▶ **Exercise aim**
All of the material below is to be repeated exactly.

▶ **Data rows**

====

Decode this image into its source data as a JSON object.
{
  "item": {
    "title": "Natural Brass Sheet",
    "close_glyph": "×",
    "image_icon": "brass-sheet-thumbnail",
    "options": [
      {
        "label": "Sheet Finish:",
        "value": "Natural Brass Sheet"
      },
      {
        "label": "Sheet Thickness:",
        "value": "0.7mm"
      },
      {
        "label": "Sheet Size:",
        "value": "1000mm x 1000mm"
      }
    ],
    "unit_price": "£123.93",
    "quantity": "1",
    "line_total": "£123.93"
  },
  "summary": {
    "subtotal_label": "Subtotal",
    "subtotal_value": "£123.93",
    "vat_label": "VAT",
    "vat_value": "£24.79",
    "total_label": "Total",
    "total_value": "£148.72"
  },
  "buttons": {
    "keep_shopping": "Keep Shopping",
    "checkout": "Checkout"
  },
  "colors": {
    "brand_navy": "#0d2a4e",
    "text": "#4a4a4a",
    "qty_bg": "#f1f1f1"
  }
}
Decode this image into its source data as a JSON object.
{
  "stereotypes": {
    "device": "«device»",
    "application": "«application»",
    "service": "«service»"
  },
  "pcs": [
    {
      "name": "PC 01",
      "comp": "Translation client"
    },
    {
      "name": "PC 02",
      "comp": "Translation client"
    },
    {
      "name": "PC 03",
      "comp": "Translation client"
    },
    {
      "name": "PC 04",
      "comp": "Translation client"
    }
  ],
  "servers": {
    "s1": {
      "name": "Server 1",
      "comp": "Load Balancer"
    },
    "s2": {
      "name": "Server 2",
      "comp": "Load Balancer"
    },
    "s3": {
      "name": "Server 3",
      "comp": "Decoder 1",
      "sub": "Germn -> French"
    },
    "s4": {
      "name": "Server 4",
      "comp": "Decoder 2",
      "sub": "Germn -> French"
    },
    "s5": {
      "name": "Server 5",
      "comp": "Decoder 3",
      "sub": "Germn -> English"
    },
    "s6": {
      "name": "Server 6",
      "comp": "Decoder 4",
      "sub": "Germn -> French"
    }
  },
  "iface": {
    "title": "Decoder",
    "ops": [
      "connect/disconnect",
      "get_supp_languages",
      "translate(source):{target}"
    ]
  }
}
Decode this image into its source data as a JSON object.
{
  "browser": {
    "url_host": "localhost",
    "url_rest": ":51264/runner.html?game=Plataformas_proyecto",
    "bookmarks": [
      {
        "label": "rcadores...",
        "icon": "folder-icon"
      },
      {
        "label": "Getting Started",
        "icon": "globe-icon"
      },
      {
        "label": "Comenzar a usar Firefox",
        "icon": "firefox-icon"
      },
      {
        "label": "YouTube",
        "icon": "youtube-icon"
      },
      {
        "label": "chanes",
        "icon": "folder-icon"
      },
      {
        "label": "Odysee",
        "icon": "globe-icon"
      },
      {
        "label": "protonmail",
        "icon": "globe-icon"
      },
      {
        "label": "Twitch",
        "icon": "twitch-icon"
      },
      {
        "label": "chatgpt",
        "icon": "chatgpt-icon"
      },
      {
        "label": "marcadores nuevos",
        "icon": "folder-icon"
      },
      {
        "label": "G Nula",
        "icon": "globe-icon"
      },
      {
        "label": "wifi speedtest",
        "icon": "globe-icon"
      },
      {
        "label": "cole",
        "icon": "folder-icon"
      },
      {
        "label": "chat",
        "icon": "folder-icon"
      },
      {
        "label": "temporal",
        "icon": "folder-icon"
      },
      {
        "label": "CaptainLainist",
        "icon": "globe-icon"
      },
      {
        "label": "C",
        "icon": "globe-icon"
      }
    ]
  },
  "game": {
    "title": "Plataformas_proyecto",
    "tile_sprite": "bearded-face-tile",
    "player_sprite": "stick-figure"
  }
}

====

▶ **Result below**
Decode this image into its source data as a JSON object.
{
  "item": {
    "title": "Natural Brass Sheet",
    "close_glyph": "×",
    "image_icon": "brass-sheet-thumbnail",
    "options": [
      {
        "label": "Sheet Finish:",
        "value": "Natural Brass Sheet"
      },
      {
        "label": "Sheet Thickness:",
        "value": "0.7mm"
      },
      {
        "label": "Sheet Size:",
        "value": "1000mm x 1000mm"
      }
    ],
    "unit_price": "£123.93",
    "quantity": "1",
    "line_total": "£123.93"
  },
  "summary": {
    "subtotal_label": "Subtotal",
    "subtotal_value": "£123.93",
    "vat_label": "VAT",
    "vat_value": "£24.79",
    "total_label": "Total",
    "total_value": "£148.72"
  },
  "buttons": {
    "keep_shopping": "Keep Shopping",
    "checkout": "Checkout"
  },
  "colors": {
    "brand_navy": "#0d2a4e",
    "text": "#4a4a4a",
    "qty_bg": "#f1f1f1"
  }
}
Decode this image into its source data as a JSON object.
{
  "stereotypes": {
    "device": "«device»",
    "application": "«application»",
    "service": "«service»"
  },
  "pcs": [
    {
      "name": "PC 01",
      "comp": "Translation client"
    },
    {
      "name": "PC 02",
      "comp": "Translation client"
    },
    {
      "name": "PC 03",
      "comp": "Translation client"
    },
    {
      "name": "PC 04",
      "comp": "Translation client"
    }
  ],
  "servers": {
    "s1": {
      "name": "Server 1",
      "comp": "Load Balancer"
    },
    "s2": {
      "name": "Server 2",
      "comp": "Load Balancer"
    },
    "s3": {
      "name": "Server 3",
      "comp": "Decoder 1",
      "sub": "Germn -> French"
    },
    "s4": {
      "name": "Server 4",
      "comp": "Decoder 2",
      "sub": "Germn -> French"
    },
    "s5": {
      "name": "Server 5",
      "comp": "Decoder 3",
      "sub": "Germn -> English"
    },
    "s6": {
      "name": "Server 6",
      "comp": "Decoder 4",
      "sub": "Germn -> French"
    }
  },
  "iface": {
    "title": "Decoder",
    "ops": [
      "connect/disconnect",
      "get_supp_languages",
      "translate(source):{target}"
    ]
  }
}
Decode this image into its source data as a JSON object.
{
  "browser": {
    "url_host": "localhost",
    "url_rest": ":51264/runner.html?game=Plataformas_proyecto",
    "bookmarks": [
      {
        "label": "rcadores...",
        "icon": "folder-icon"
      },
      {
        "label": "Getting Started",
        "icon": "globe-icon"
      },
      {
        "label": "Comenzar a usar Firefox",
        "icon": "firefox-icon"
      },
      {
        "label": "YouTube",
        "icon": "youtube-icon"
      },
      {
        "label": "chanes",
        "icon": "folder-icon"
      },
      {
        "label": "Odysee",
        "icon": "globe-icon"
      },
      {
        "label": "protonmail",
        "icon": "globe-icon"
      },
      {
        "label": "Twitch",
        "icon": "twitch-icon"
      },
      {
        "label": "chatgpt",
        "icon": "chatgpt-icon"
      },
      {
        "label": "marcadores nuevos",
        "icon": "folder-icon"
      },
      {
        "label": "G Nula",
        "icon": "globe-icon"
      },
      {
        "label": "wifi speedtest",
        "icon": "globe-icon"
      },
      {
        "label": "cole",
        "icon": "folder-icon"
      },
      {
        "label": "chat",
        "icon": "folder-icon"
      },
      {
        "label": "temporal",
        "icon": "folder-icon"
      },
      {
        "label": "CaptainLainist",
        "icon": "globe-icon"
      },
      {
        "label": "C",
        "icon": "globe-icon"
      }
    ]
  },
  "game": {
    "title": "Plataformas_proyecto",
    "tile_sprite": "bearded-face-tile",
    "player_sprite": "stick-figure"
  }
}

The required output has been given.